_Problem to solve_. Set out every line bearing the string "name".

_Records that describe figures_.
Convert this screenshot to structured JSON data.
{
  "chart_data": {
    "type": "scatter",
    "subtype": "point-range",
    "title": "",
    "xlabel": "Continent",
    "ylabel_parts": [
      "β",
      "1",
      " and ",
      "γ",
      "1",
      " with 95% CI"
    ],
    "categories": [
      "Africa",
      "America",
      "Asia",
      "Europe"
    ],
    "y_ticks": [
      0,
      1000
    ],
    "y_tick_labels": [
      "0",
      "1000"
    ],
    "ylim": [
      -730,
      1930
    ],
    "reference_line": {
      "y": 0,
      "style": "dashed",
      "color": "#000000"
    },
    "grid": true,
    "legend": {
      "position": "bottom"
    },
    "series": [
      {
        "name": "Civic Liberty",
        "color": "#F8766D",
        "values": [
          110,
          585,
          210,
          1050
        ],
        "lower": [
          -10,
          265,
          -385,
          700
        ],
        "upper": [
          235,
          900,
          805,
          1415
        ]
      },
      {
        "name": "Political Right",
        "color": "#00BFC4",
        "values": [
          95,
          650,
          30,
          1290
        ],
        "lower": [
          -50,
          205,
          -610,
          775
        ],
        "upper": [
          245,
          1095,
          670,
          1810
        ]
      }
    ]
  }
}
...
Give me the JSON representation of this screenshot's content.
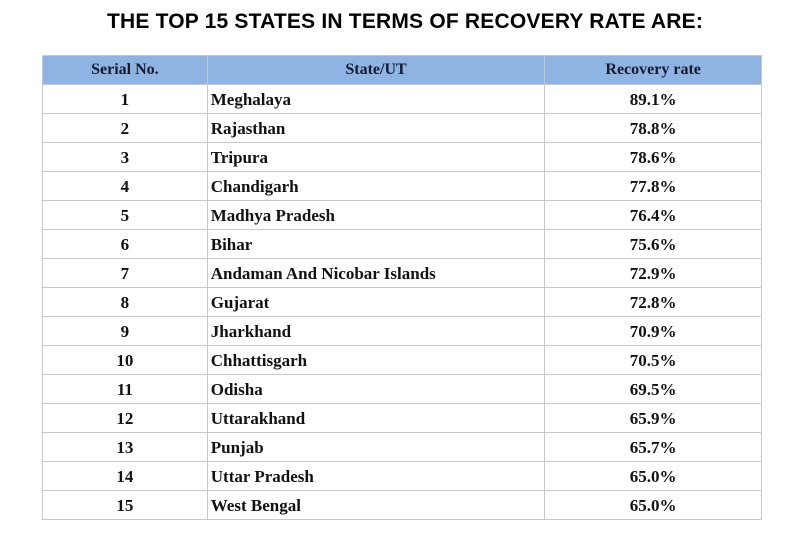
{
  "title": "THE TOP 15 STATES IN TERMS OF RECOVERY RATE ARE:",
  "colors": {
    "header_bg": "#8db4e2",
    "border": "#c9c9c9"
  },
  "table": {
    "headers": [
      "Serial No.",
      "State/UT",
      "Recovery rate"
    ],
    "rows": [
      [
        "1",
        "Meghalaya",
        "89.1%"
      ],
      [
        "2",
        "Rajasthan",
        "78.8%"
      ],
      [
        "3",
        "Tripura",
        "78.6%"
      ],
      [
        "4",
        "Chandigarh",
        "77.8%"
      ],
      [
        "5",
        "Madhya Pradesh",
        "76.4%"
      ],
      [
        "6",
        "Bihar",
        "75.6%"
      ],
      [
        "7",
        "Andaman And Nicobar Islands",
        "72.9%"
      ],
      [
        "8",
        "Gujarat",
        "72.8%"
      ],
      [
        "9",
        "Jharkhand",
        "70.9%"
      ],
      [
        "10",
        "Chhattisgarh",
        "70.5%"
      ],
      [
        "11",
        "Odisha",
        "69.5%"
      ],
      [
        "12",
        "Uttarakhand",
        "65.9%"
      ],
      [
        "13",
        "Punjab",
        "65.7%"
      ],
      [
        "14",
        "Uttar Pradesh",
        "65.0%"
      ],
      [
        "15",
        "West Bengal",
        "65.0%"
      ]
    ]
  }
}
* * *
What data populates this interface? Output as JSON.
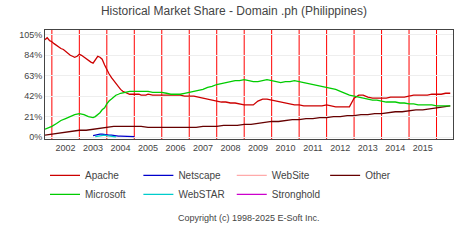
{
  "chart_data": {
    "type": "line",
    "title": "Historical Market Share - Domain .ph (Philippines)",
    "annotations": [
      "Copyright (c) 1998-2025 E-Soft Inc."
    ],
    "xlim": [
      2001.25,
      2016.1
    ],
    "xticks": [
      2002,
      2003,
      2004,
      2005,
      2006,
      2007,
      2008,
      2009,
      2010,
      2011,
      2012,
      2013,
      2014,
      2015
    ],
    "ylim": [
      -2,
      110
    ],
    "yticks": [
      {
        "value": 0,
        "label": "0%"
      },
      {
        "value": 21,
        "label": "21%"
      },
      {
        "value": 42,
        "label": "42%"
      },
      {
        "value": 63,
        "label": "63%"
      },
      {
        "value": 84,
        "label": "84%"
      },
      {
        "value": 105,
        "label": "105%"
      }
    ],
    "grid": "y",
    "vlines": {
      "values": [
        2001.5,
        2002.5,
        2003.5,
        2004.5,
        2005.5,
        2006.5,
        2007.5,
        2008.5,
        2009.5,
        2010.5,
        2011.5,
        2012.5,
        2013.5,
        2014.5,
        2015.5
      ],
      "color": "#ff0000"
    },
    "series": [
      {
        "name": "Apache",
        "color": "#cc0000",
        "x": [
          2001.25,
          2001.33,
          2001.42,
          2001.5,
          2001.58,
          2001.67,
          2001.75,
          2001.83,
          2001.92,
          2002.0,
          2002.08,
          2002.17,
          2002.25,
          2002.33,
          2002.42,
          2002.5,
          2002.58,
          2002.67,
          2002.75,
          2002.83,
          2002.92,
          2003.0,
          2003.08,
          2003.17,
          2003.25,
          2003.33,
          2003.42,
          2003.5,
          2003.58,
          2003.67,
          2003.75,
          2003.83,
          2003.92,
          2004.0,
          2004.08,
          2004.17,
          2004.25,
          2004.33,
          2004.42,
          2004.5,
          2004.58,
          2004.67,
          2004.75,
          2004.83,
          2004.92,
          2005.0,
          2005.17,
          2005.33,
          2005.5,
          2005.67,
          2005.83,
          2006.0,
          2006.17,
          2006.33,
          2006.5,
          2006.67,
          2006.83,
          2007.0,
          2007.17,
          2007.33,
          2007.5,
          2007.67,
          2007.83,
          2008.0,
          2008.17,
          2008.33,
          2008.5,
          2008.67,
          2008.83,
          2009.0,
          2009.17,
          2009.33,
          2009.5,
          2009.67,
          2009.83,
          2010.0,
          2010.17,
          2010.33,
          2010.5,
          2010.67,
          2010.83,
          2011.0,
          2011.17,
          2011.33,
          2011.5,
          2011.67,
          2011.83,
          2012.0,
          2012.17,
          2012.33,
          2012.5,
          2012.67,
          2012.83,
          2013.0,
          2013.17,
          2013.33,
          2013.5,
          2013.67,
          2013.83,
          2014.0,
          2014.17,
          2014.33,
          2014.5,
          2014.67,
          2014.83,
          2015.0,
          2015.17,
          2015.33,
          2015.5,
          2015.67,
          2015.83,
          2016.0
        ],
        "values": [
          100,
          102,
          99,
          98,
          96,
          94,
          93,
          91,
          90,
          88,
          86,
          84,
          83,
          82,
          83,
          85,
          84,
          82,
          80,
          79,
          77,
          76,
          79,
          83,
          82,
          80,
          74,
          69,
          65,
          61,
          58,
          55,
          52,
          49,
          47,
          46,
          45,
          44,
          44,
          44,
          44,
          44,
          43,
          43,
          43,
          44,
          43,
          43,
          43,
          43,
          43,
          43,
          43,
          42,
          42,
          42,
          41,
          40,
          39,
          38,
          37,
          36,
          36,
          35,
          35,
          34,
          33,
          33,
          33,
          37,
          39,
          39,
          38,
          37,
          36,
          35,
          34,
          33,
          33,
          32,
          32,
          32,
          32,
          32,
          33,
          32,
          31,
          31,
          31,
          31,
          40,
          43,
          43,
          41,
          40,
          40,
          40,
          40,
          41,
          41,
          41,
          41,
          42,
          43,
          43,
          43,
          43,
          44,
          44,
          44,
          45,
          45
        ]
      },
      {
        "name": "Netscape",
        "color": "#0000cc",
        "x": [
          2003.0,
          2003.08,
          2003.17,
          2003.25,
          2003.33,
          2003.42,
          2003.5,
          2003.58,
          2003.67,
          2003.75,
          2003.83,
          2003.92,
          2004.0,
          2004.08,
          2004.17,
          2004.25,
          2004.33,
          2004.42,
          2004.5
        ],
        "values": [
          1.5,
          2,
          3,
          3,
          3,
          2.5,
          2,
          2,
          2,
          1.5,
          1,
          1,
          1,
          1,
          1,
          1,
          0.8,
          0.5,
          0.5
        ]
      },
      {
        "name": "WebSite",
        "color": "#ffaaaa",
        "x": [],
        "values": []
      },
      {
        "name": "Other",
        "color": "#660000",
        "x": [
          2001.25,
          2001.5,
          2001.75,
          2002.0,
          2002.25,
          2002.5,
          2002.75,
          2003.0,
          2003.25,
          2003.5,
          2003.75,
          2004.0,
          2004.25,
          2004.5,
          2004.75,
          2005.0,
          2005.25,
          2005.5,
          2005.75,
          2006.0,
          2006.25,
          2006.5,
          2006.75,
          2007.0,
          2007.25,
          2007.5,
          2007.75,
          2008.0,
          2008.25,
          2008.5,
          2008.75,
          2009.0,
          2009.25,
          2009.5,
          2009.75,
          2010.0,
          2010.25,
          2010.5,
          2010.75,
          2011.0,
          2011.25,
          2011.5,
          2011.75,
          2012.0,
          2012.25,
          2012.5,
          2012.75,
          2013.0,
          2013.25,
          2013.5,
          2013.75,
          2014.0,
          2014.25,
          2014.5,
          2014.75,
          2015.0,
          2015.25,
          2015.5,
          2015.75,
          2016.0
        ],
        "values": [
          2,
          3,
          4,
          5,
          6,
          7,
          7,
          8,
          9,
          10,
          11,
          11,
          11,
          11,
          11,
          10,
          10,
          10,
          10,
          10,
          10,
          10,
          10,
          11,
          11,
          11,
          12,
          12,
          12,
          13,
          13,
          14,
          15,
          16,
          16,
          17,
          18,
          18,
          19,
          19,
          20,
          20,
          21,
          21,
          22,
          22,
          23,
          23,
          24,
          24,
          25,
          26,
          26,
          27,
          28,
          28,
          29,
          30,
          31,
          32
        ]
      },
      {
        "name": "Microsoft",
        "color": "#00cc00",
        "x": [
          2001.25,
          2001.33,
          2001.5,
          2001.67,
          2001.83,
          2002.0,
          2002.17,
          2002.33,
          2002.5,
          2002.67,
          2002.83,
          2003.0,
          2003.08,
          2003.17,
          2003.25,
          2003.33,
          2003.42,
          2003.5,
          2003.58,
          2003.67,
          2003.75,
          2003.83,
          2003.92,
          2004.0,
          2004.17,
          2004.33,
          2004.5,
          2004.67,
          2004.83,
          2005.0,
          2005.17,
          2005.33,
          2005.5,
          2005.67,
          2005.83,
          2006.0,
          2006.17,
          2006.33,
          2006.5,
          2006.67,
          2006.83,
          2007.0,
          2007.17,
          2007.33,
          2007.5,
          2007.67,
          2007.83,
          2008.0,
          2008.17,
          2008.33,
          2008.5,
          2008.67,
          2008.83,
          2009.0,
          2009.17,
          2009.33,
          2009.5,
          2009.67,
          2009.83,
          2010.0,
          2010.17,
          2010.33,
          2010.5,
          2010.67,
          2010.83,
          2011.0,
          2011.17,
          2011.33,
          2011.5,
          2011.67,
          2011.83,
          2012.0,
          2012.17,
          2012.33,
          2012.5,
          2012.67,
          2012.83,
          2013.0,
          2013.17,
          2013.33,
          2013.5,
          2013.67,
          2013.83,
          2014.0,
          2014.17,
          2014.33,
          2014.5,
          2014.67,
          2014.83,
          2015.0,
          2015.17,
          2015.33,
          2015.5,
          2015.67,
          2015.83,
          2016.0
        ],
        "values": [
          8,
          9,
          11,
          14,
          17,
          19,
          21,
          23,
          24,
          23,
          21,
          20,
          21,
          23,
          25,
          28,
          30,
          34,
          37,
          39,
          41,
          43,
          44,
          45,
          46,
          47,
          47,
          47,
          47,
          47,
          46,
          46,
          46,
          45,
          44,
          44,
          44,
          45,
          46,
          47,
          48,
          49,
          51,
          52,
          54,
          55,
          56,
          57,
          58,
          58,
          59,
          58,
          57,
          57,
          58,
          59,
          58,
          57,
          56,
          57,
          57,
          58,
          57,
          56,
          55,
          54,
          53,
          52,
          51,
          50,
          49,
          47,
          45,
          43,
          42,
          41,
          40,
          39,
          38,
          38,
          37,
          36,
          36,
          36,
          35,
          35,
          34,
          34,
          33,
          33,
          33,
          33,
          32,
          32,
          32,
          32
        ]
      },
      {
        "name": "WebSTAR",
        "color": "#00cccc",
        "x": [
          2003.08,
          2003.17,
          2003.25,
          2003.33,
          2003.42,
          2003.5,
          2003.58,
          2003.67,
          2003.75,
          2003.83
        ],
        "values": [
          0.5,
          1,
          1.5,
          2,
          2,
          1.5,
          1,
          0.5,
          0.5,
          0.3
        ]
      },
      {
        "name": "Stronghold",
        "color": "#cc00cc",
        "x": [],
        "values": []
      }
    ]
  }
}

_The output_.
        "name": "Civic Liberty",
        "name": "Political Right",
        "name": "Apache",
        "name": "Netscape",
        "name": "WebSite",
        "name": "Other",
        "name": "Microsoft",
        "name": "WebSTAR",
        "name": "Stronghold",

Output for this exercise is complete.